[A run of records]
· · · · · · ·

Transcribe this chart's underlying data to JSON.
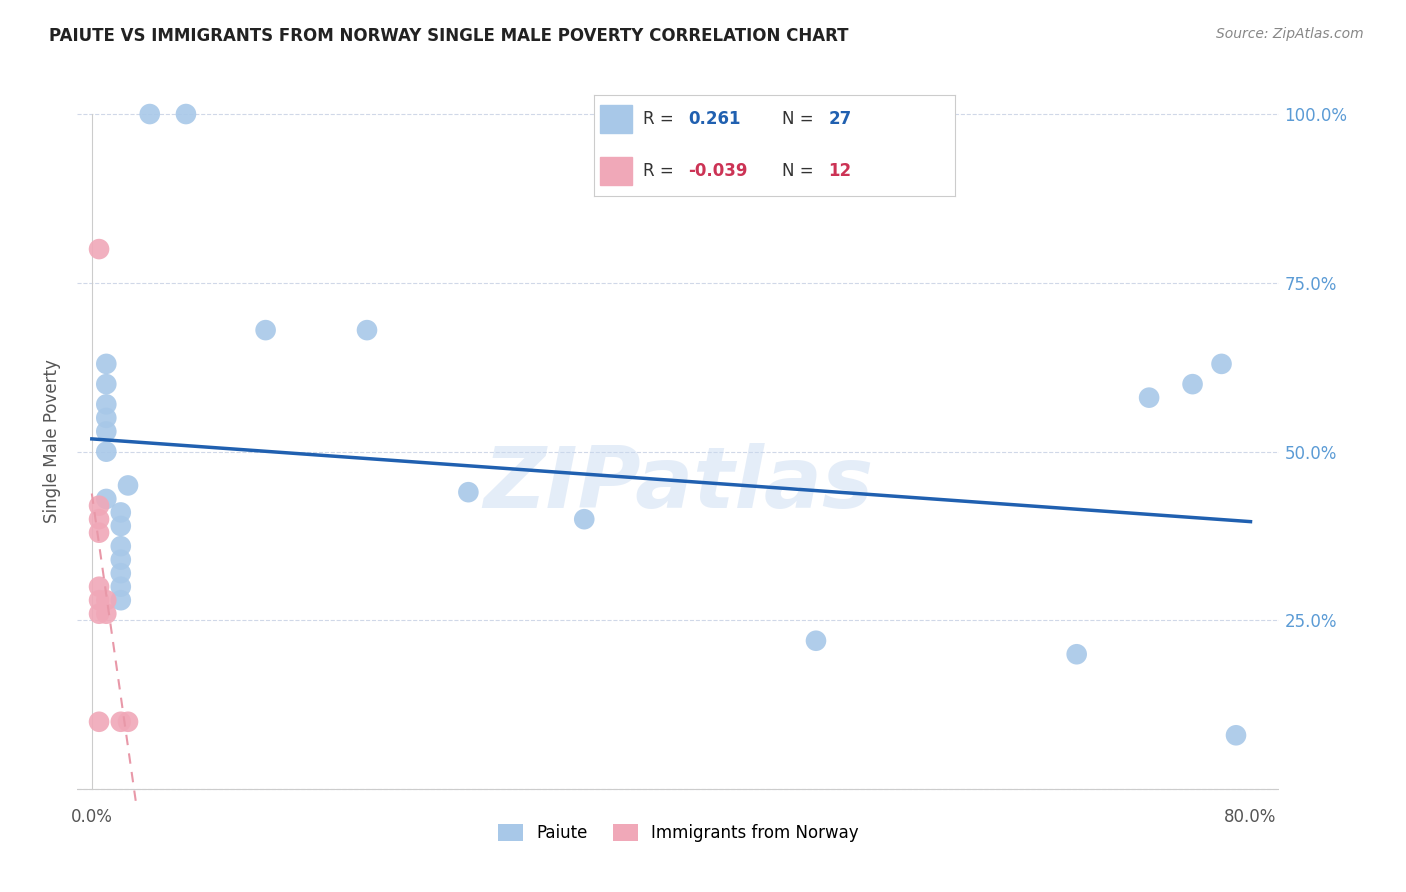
{
  "title": "PAIUTE VS IMMIGRANTS FROM NORWAY SINGLE MALE POVERTY CORRELATION CHART",
  "source": "Source: ZipAtlas.com",
  "ylabel": "Single Male Poverty",
  "watermark": "ZIPatlas",
  "xlim": [
    -0.01,
    0.82
  ],
  "ylim": [
    -0.02,
    1.05
  ],
  "paiute_r": 0.261,
  "paiute_n": 27,
  "norway_r": -0.039,
  "norway_n": 12,
  "paiute_color": "#a8c8e8",
  "norway_color": "#f0a8b8",
  "paiute_line_color": "#2060b0",
  "norway_line_color": "#e898a8",
  "grid_color": "#d0d8e8",
  "background_color": "#ffffff",
  "paiute_x": [
    0.04,
    0.065,
    0.01,
    0.01,
    0.01,
    0.01,
    0.01,
    0.01,
    0.01,
    0.02,
    0.02,
    0.02,
    0.02,
    0.02,
    0.02,
    0.02,
    0.025,
    0.12,
    0.19,
    0.26,
    0.34,
    0.5,
    0.68,
    0.73,
    0.76,
    0.78,
    0.79
  ],
  "paiute_y": [
    1.0,
    1.0,
    0.63,
    0.6,
    0.57,
    0.55,
    0.53,
    0.5,
    0.43,
    0.41,
    0.39,
    0.36,
    0.34,
    0.32,
    0.3,
    0.28,
    0.45,
    0.68,
    0.68,
    0.44,
    0.4,
    0.22,
    0.2,
    0.58,
    0.6,
    0.63,
    0.08
  ],
  "norway_x": [
    0.005,
    0.005,
    0.005,
    0.005,
    0.005,
    0.005,
    0.005,
    0.005,
    0.01,
    0.01,
    0.02,
    0.025
  ],
  "norway_y": [
    0.8,
    0.42,
    0.4,
    0.38,
    0.3,
    0.28,
    0.26,
    0.1,
    0.28,
    0.26,
    0.1,
    0.1
  ]
}
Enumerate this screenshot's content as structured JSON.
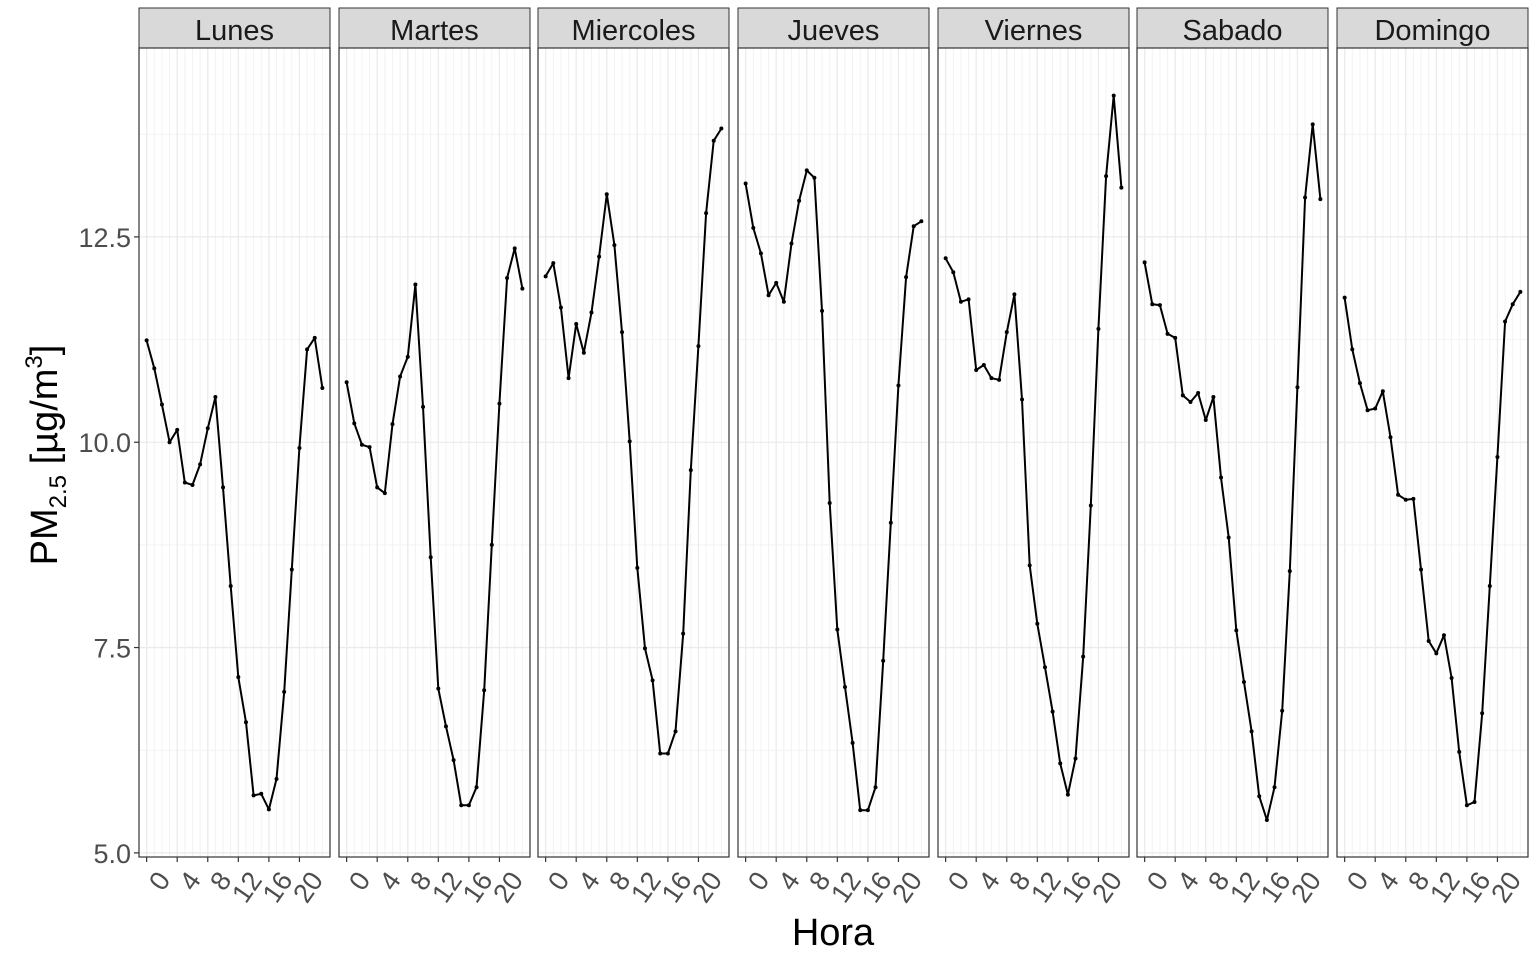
{
  "chart_data": {
    "type": "line",
    "facet_by": "day",
    "xlabel": "Hora",
    "ylabel": {
      "main": "PM",
      "sub": "2.5",
      "unit_open": " [µg/m",
      "sup": "3",
      "unit_close": "]"
    },
    "xlim": [
      -1,
      24
    ],
    "ylim": [
      4.95,
      14.8
    ],
    "x_ticks": [
      0,
      4,
      8,
      12,
      16,
      20
    ],
    "y_ticks": [
      5.0,
      7.5,
      10.0,
      12.5
    ],
    "y_tick_labels": [
      "5.0",
      "7.5",
      "10.0",
      "12.5"
    ],
    "grid": true,
    "hours": [
      0,
      1,
      2,
      3,
      4,
      5,
      6,
      7,
      8,
      9,
      10,
      11,
      12,
      13,
      14,
      15,
      16,
      17,
      18,
      19,
      20,
      21,
      22,
      23
    ],
    "panels": [
      {
        "label": "Lunes",
        "values": [
          11.24,
          10.9,
          10.46,
          10.0,
          10.15,
          9.51,
          9.48,
          9.73,
          10.17,
          10.55,
          9.45,
          8.25,
          7.14,
          6.59,
          5.7,
          5.72,
          5.53,
          5.9,
          6.96,
          8.45,
          9.93,
          11.13,
          11.27,
          10.66
        ]
      },
      {
        "label": "Martes",
        "values": [
          10.73,
          10.23,
          9.97,
          9.94,
          9.45,
          9.38,
          10.22,
          10.8,
          11.04,
          11.92,
          10.43,
          8.6,
          7.0,
          6.54,
          6.13,
          5.58,
          5.58,
          5.8,
          6.98,
          8.75,
          10.47,
          12.0,
          12.36,
          11.87
        ]
      },
      {
        "label": "Miercoles",
        "values": [
          12.02,
          12.18,
          11.64,
          10.78,
          11.44,
          11.09,
          11.58,
          12.26,
          13.02,
          12.4,
          11.34,
          10.01,
          8.47,
          7.49,
          7.1,
          6.21,
          6.21,
          6.48,
          7.67,
          9.66,
          11.17,
          12.79,
          13.67,
          13.82
        ]
      },
      {
        "label": "Jueves",
        "values": [
          13.15,
          12.61,
          12.3,
          11.79,
          11.94,
          11.71,
          12.42,
          12.94,
          13.31,
          13.22,
          11.6,
          9.26,
          7.72,
          7.02,
          6.34,
          5.52,
          5.52,
          5.8,
          7.34,
          9.02,
          10.69,
          12.01,
          12.63,
          12.69
        ]
      },
      {
        "label": "Viernes",
        "values": [
          12.24,
          12.07,
          11.71,
          11.74,
          10.88,
          10.94,
          10.78,
          10.76,
          11.34,
          11.8,
          10.52,
          8.5,
          7.79,
          7.26,
          6.72,
          6.09,
          5.71,
          6.15,
          7.39,
          9.23,
          11.38,
          13.24,
          14.22,
          13.1
        ]
      },
      {
        "label": "Sabado",
        "values": [
          12.19,
          11.68,
          11.67,
          11.32,
          11.27,
          10.57,
          10.49,
          10.6,
          10.27,
          10.55,
          9.57,
          8.84,
          7.71,
          7.08,
          6.48,
          5.69,
          5.4,
          5.8,
          6.73,
          8.43,
          10.67,
          12.98,
          13.87,
          12.96
        ]
      },
      {
        "label": "Domingo",
        "values": [
          11.76,
          11.13,
          10.72,
          10.39,
          10.41,
          10.62,
          10.06,
          9.36,
          9.3,
          9.31,
          8.45,
          7.58,
          7.43,
          7.65,
          7.13,
          6.23,
          5.58,
          5.62,
          6.7,
          8.25,
          9.82,
          11.47,
          11.68,
          11.83
        ]
      }
    ]
  }
}
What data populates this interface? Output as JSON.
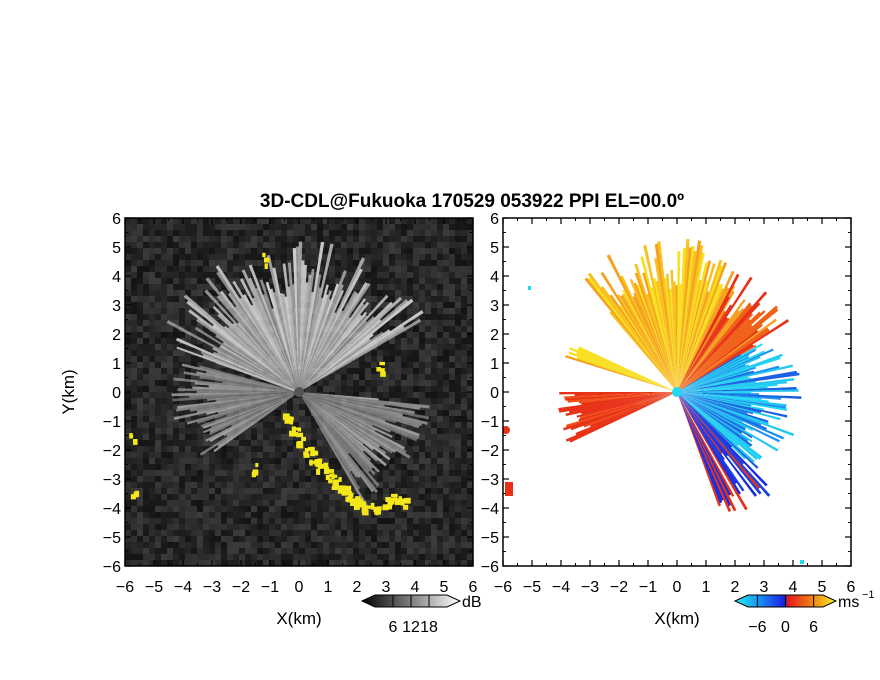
{
  "title": "3D-CDL@Fukuoka 170529 053922 PPI EL=00.0º",
  "colors": {
    "background": "#ffffff",
    "left_panel_bg": "#222222",
    "right_panel_bg": "#ffffff",
    "highlight": "#f5e81a",
    "cyan": "#22d8f0",
    "blue": "#1a2ee0",
    "red": "#e83016",
    "orange": "#f6a020",
    "yellow": "#f8e020"
  },
  "chart_data": [
    {
      "type": "heatmap",
      "panel": "left",
      "xlabel": "X(km)",
      "ylabel": "Y(km)",
      "xlim": [
        -6,
        6
      ],
      "ylim": [
        -6,
        6
      ],
      "xticks": [
        "−6",
        "−5",
        "−4",
        "−3",
        "−2",
        "−1",
        "0",
        "1",
        "2",
        "3",
        "4",
        "5",
        "6"
      ],
      "yticks": [
        "6",
        "5",
        "4",
        "3",
        "2",
        "1",
        "0",
        "−1",
        "−2",
        "−3",
        "−4",
        "−5",
        "−6"
      ],
      "colorbar": {
        "unit": "dB",
        "tick_labels": [
          "6",
          "12",
          "18"
        ],
        "colormap": "grayscale",
        "range": [
          0,
          24
        ]
      },
      "features": [
        {
          "kind": "fan",
          "angle_range_deg": [
            30,
            160
          ],
          "radius_km": 5,
          "description_value": "bright"
        },
        {
          "kind": "fan",
          "angle_range_deg": [
            -60,
            -5
          ],
          "radius_km": 4.5,
          "description_value": "medium"
        },
        {
          "kind": "fan",
          "angle_range_deg": [
            165,
            215
          ],
          "radius_km": 4.2,
          "description_value": "medium"
        }
      ]
    },
    {
      "type": "heatmap",
      "panel": "right",
      "xlabel": "X(km)",
      "xlim": [
        -6,
        6
      ],
      "ylim": [
        -6,
        6
      ],
      "xticks": [
        "−6",
        "−5",
        "−4",
        "−3",
        "−2",
        "−1",
        "0",
        "1",
        "2",
        "3",
        "4",
        "5",
        "6"
      ],
      "yticks": [
        "6",
        "5",
        "4",
        "3",
        "2",
        "1",
        "0",
        "−1",
        "−2",
        "−3",
        "−4",
        "−5",
        "−6"
      ],
      "colorbar": {
        "unit": "ms",
        "unit_exponent": "−1",
        "tick_labels": [
          "−6",
          "0",
          "6"
        ],
        "colormap": "diverging cyan-blue-red-yellow",
        "range": [
          -8,
          8
        ]
      }
    }
  ]
}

· · · · · · ·

Problem to work on> Which lines include the word "blue"? Copy every one of them.

Written solution>
    "blue": "#1a2ee0",
        "colormap": "diverging cyan-blue-red-yellow",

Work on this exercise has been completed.